> **Written instruction**
Write the data out again, exactly as given.

> **Records provided**
··········

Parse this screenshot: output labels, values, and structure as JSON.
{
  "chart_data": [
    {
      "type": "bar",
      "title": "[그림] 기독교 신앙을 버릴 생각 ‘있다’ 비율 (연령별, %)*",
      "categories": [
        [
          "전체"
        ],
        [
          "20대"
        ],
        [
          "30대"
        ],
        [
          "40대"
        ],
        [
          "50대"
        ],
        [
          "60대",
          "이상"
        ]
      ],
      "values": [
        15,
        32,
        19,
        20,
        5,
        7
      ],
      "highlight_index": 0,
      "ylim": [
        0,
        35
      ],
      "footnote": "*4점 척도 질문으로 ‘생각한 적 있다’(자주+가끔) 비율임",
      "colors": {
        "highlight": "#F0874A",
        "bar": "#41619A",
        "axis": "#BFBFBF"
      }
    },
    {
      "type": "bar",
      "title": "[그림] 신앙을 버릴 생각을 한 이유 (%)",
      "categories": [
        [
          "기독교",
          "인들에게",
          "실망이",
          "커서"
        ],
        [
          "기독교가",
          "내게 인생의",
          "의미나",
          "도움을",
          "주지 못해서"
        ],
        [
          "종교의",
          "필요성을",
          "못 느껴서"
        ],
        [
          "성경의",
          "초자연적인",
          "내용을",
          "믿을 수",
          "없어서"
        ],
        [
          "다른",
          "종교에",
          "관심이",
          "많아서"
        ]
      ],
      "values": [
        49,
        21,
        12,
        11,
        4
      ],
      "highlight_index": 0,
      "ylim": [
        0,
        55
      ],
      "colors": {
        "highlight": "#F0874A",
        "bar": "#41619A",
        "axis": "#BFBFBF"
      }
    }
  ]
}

··········

> **Answer to the task**
Parse this screenshot: output labels, values, and structure as JSON.
{
  "chart_data": [
    {
      "type": "bar",
      "title": "[그림] 기독교 신앙을 버릴 생각 ‘있다’ 비율 (연령별, %)*",
      "categories": [
        [
          "전체"
        ],
        [
          "20대"
        ],
        [
          "30대"
        ],
        [
          "40대"
        ],
        [
          "50대"
        ],
        [
          "60대",
          "이상"
        ]
      ],
      "values": [
        15,
        32,
        19,
        20,
        5,
        7
      ],
      "highlight_index": 0,
      "ylim": [
        0,
        35
      ],
      "footnote": "*4점 척도 질문으로 ‘생각한 적 있다’(자주+가끔) 비율임",
      "colors": {
        "highlight": "#F0874A",
        "bar": "#41619A",
        "axis": "#BFBFBF"
      }
    },
    {
      "type": "bar",
      "title": "[그림] 신앙을 버릴 생각을 한 이유 (%)",
      "categories": [
        [
          "기독교",
          "인들에게",
          "실망이",
          "커서"
        ],
        [
          "기독교가",
          "내게 인생의",
          "의미나",
          "도움을",
          "주지 못해서"
        ],
        [
          "종교의",
          "필요성을",
          "못 느껴서"
        ],
        [
          "성경의",
          "초자연적인",
          "내용을",
          "믿을 수",
          "없어서"
        ],
        [
          "다른",
          "종교에",
          "관심이",
          "많아서"
        ]
      ],
      "values": [
        49,
        21,
        12,
        11,
        4
      ],
      "highlight_index": 0,
      "ylim": [
        0,
        55
      ],
      "colors": {
        "highlight": "#F0874A",
        "bar": "#41619A",
        "axis": "#BFBFBF"
      }
    }
  ]
}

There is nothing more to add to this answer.